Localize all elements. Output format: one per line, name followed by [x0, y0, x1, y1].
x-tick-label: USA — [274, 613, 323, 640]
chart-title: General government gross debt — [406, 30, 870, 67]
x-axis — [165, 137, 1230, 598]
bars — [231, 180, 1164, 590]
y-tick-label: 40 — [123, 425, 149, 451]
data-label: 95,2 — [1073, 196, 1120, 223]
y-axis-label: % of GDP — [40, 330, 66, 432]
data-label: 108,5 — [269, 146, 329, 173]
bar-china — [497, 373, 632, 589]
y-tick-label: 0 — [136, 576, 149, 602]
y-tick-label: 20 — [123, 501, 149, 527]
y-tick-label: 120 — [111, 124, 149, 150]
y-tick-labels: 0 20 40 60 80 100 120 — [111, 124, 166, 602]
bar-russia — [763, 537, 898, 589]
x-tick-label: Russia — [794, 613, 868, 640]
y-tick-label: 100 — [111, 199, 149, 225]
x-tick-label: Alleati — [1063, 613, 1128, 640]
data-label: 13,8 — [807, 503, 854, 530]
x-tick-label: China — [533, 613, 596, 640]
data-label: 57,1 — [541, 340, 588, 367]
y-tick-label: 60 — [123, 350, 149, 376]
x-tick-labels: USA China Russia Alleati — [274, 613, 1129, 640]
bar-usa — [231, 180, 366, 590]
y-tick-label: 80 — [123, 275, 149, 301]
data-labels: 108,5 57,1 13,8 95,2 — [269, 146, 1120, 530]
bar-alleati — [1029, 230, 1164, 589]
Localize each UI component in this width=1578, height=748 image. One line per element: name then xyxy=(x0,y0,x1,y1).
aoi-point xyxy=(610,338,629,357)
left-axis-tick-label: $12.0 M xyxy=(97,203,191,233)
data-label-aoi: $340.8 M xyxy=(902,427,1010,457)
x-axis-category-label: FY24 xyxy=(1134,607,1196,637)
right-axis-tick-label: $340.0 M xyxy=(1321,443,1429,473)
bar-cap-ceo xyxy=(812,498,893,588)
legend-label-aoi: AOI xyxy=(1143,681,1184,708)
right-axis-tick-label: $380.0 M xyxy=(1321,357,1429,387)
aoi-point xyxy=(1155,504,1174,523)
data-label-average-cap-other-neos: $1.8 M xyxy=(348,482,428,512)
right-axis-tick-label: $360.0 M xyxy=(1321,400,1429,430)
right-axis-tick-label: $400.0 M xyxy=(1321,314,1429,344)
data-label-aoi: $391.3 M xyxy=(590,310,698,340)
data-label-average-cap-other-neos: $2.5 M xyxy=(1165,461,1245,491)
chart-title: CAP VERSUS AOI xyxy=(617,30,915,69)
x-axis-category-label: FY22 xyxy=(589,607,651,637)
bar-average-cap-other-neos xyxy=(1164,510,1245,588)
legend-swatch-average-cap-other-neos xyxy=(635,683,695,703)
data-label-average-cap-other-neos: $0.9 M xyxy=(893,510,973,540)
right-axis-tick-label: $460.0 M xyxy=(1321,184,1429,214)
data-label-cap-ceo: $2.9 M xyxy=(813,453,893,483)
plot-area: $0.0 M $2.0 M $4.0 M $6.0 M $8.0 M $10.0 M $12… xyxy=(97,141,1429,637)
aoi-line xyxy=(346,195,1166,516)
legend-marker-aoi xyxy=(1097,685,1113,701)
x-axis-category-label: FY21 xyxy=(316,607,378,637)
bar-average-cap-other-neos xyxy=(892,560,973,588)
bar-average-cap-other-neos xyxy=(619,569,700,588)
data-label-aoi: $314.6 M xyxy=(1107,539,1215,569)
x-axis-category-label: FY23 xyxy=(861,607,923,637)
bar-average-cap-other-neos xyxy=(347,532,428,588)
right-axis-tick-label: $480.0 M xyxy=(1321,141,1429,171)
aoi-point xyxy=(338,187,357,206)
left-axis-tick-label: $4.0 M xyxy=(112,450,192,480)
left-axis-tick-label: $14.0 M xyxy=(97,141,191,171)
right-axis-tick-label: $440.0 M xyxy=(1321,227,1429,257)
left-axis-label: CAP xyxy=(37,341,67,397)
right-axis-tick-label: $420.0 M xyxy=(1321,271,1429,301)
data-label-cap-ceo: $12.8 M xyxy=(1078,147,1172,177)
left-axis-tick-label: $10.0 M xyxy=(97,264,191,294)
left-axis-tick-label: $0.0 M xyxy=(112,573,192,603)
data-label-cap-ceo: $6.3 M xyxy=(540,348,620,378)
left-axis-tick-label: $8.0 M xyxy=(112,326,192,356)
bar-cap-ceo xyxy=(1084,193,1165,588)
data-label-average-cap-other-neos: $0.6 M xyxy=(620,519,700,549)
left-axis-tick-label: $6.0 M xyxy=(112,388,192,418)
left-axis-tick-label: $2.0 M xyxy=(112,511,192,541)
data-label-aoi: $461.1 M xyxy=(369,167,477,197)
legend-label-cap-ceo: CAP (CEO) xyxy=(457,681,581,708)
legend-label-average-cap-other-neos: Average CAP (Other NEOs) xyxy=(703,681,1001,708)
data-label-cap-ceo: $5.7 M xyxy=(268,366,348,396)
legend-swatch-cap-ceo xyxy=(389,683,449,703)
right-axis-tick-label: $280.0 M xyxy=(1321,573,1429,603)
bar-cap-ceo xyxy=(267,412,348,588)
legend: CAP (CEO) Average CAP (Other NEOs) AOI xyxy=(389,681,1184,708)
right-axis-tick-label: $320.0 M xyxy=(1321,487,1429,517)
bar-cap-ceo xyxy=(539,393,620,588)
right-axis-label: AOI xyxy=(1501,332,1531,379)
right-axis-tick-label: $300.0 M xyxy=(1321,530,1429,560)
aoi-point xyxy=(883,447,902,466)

Requirements - Reproduce the listing above with every "chart-title" swapped for "plot-heading", changing nothing else.

Worked solution -
Localize all elements. Output format: one per line, name followed by [x0, y0, x1, y1].
x-tick-label: USA — [274, 613, 323, 640]
plot-heading: General government gross debt — [406, 30, 870, 67]
x-axis — [165, 137, 1230, 598]
bars — [231, 180, 1164, 590]
y-tick-label: 40 — [123, 425, 149, 451]
data-label: 95,2 — [1073, 196, 1120, 223]
y-axis-label: % of GDP — [40, 330, 66, 432]
data-label: 108,5 — [269, 146, 329, 173]
bar-china — [497, 373, 632, 589]
y-tick-label: 0 — [136, 576, 149, 602]
y-tick-label: 20 — [123, 501, 149, 527]
y-tick-label: 120 — [111, 124, 149, 150]
y-tick-labels: 0 20 40 60 80 100 120 — [111, 124, 166, 602]
bar-russia — [763, 537, 898, 589]
x-tick-label: Russia — [794, 613, 868, 640]
y-tick-label: 100 — [111, 199, 149, 225]
x-tick-label: Alleati — [1063, 613, 1128, 640]
data-label: 13,8 — [807, 503, 854, 530]
x-tick-label: China — [533, 613, 596, 640]
data-label: 57,1 — [541, 340, 588, 367]
y-tick-label: 60 — [123, 350, 149, 376]
x-tick-labels: USA China Russia Alleati — [274, 613, 1129, 640]
bar-usa — [231, 180, 366, 590]
y-tick-label: 80 — [123, 275, 149, 301]
data-labels: 108,5 57,1 13,8 95,2 — [269, 146, 1120, 530]
bar-alleati — [1029, 230, 1164, 589]
Localize each UI component in this width=1578, height=748 image. One line per element: name then xyxy=(x0,y0,x1,y1).
aoi-point xyxy=(610,338,629,357)
left-axis-tick-label: $12.0 M xyxy=(97,203,191,233)
data-label-aoi: $340.8 M xyxy=(902,427,1010,457)
x-axis-category-label: FY24 xyxy=(1134,607,1196,637)
right-axis-tick-label: $340.0 M xyxy=(1321,443,1429,473)
bar-cap-ceo xyxy=(812,498,893,588)
legend-label-aoi: AOI xyxy=(1143,681,1184,708)
right-axis-tick-label: $380.0 M xyxy=(1321,357,1429,387)
aoi-point xyxy=(1155,504,1174,523)
data-label-average-cap-other-neos: $1.8 M xyxy=(348,482,428,512)
right-axis-tick-label: $360.0 M xyxy=(1321,400,1429,430)
right-axis-tick-label: $400.0 M xyxy=(1321,314,1429,344)
data-label-aoi: $391.3 M xyxy=(590,310,698,340)
data-label-average-cap-other-neos: $2.5 M xyxy=(1165,461,1245,491)
plot-heading: CAP VERSUS AOI xyxy=(617,30,915,69)
x-axis-category-label: FY22 xyxy=(589,607,651,637)
bar-average-cap-other-neos xyxy=(1164,510,1245,588)
legend-swatch-average-cap-other-neos xyxy=(635,683,695,703)
data-label-average-cap-other-neos: $0.9 M xyxy=(893,510,973,540)
right-axis-tick-label: $460.0 M xyxy=(1321,184,1429,214)
data-label-cap-ceo: $2.9 M xyxy=(813,453,893,483)
plot-area: $0.0 M $2.0 M $4.0 M $6.0 M $8.0 M $10.0 M $12… xyxy=(97,141,1429,637)
aoi-line xyxy=(346,195,1166,516)
legend-marker-aoi xyxy=(1097,685,1113,701)
x-axis-category-label: FY21 xyxy=(316,607,378,637)
bar-average-cap-other-neos xyxy=(892,560,973,588)
bar-average-cap-other-neos xyxy=(619,569,700,588)
data-label-aoi: $314.6 M xyxy=(1107,539,1215,569)
x-axis-category-label: FY23 xyxy=(861,607,923,637)
bar-average-cap-other-neos xyxy=(347,532,428,588)
right-axis-tick-label: $480.0 M xyxy=(1321,141,1429,171)
aoi-point xyxy=(338,187,357,206)
left-axis-tick-label: $4.0 M xyxy=(112,450,192,480)
left-axis-tick-label: $14.0 M xyxy=(97,141,191,171)
right-axis-tick-label: $440.0 M xyxy=(1321,227,1429,257)
left-axis-label: CAP xyxy=(37,341,67,397)
right-axis-tick-label: $420.0 M xyxy=(1321,271,1429,301)
data-label-cap-ceo: $12.8 M xyxy=(1078,147,1172,177)
left-axis-tick-label: $10.0 M xyxy=(97,264,191,294)
left-axis-tick-label: $0.0 M xyxy=(112,573,192,603)
data-label-cap-ceo: $6.3 M xyxy=(540,348,620,378)
left-axis-tick-label: $8.0 M xyxy=(112,326,192,356)
bar-cap-ceo xyxy=(1084,193,1165,588)
data-label-average-cap-other-neos: $0.6 M xyxy=(620,519,700,549)
left-axis-tick-label: $6.0 M xyxy=(112,388,192,418)
left-axis-tick-label: $2.0 M xyxy=(112,511,192,541)
data-label-aoi: $461.1 M xyxy=(369,167,477,197)
legend-label-cap-ceo: CAP (CEO) xyxy=(457,681,581,708)
legend-label-average-cap-other-neos: Average CAP (Other NEOs) xyxy=(703,681,1001,708)
data-label-cap-ceo: $5.7 M xyxy=(268,366,348,396)
legend-swatch-cap-ceo xyxy=(389,683,449,703)
right-axis-tick-label: $280.0 M xyxy=(1321,573,1429,603)
bar-cap-ceo xyxy=(267,412,348,588)
legend: CAP (CEO) Average CAP (Other NEOs) AOI xyxy=(389,681,1184,708)
right-axis-tick-label: $320.0 M xyxy=(1321,487,1429,517)
bar-cap-ceo xyxy=(539,393,620,588)
right-axis-label: AOI xyxy=(1501,332,1531,379)
right-axis-tick-label: $300.0 M xyxy=(1321,530,1429,560)
aoi-point xyxy=(883,447,902,466)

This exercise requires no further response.